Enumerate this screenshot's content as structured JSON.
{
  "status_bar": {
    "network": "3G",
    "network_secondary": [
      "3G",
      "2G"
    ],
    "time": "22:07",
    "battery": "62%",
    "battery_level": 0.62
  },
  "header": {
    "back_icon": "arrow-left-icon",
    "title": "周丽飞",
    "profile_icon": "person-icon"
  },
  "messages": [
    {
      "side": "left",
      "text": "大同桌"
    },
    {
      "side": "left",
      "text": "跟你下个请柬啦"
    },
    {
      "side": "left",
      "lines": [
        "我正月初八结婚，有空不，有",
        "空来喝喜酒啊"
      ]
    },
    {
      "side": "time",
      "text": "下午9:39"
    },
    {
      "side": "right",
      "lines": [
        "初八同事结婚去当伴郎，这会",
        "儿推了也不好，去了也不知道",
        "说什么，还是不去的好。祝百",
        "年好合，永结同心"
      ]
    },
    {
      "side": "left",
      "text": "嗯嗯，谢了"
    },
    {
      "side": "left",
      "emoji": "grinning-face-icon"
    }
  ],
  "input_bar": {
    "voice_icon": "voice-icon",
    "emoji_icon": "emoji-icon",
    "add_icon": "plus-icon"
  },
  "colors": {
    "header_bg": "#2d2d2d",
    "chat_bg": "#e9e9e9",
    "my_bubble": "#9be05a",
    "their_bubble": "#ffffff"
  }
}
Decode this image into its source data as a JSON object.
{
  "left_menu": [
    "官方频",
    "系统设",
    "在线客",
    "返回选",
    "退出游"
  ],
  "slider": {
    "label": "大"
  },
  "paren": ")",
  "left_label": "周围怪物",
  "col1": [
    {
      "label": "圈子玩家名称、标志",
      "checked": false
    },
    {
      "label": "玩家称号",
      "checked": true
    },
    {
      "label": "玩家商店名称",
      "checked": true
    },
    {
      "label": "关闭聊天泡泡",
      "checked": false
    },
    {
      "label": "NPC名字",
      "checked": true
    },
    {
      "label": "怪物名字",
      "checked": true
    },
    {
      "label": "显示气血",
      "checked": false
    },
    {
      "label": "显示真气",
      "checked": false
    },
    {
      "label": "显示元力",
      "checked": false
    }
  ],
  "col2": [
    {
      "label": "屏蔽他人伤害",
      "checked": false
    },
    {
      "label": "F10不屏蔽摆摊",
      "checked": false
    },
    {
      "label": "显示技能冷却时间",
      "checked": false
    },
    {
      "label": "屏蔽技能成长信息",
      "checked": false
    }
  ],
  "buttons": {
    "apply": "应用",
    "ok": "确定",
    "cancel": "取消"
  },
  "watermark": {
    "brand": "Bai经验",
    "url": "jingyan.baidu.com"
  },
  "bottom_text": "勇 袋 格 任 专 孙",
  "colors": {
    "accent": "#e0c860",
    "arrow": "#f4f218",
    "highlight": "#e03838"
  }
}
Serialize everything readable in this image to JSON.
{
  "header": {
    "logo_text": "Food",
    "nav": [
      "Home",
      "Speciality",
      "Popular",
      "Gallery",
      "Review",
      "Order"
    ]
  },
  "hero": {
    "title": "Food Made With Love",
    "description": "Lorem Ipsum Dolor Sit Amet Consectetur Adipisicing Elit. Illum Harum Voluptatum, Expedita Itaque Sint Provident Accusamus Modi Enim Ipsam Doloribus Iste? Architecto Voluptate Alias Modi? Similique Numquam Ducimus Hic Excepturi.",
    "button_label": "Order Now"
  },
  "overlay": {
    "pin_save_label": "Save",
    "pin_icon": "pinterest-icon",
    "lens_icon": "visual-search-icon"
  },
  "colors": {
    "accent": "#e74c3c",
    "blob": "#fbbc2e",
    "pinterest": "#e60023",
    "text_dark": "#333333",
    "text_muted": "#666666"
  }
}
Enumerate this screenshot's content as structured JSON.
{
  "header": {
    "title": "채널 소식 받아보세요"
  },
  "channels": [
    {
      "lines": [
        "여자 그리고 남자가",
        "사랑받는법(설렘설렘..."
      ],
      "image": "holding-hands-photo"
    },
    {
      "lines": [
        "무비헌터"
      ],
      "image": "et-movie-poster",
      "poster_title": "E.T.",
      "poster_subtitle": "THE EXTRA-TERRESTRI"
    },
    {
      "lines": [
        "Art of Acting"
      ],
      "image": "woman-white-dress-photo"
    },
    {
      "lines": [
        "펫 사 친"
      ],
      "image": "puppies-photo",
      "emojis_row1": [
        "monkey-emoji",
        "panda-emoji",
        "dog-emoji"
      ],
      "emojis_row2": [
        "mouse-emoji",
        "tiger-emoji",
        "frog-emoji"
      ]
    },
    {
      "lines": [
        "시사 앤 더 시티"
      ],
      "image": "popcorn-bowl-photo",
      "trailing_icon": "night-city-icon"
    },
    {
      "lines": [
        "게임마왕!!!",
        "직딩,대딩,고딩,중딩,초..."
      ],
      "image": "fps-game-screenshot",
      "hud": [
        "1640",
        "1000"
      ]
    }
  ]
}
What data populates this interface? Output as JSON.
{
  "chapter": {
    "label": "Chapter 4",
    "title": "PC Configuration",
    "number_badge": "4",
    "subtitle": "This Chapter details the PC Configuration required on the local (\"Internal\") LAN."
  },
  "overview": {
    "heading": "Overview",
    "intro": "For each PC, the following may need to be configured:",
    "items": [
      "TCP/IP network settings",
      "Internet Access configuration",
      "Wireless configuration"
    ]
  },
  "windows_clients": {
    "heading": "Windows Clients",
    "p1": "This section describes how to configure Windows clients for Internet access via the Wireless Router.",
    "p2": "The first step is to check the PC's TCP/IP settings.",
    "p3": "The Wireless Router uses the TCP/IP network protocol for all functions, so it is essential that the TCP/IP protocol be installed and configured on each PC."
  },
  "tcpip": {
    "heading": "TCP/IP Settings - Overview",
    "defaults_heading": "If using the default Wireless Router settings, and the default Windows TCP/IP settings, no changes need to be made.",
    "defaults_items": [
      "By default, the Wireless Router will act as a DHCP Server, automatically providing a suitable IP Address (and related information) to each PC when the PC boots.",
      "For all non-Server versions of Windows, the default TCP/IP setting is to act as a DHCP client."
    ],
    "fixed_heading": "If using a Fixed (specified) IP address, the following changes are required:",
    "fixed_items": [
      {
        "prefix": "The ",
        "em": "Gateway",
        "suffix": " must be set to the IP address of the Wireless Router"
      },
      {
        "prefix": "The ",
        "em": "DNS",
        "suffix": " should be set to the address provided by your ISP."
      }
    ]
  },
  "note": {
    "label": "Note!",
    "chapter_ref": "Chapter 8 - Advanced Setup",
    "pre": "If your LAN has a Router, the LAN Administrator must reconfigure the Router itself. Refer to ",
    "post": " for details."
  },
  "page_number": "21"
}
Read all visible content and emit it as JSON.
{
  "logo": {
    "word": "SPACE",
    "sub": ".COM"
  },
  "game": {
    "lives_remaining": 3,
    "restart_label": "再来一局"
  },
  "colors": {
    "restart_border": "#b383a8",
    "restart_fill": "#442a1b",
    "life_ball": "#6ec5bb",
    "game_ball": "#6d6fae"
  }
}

The request: Copy out each line in the preceding records that contains "image".

Exercise solution:
Decode this image into its source data as a JSON object.
Serialize everything readable in this image to JSON.
      "image": "holding-hands-photo"
      "image": "et-movie-poster",
      "image": "woman-white-dress-photo"
      "image": "puppies-photo",
      "image": "popcorn-bowl-photo",
      "image": "fps-game-screenshot",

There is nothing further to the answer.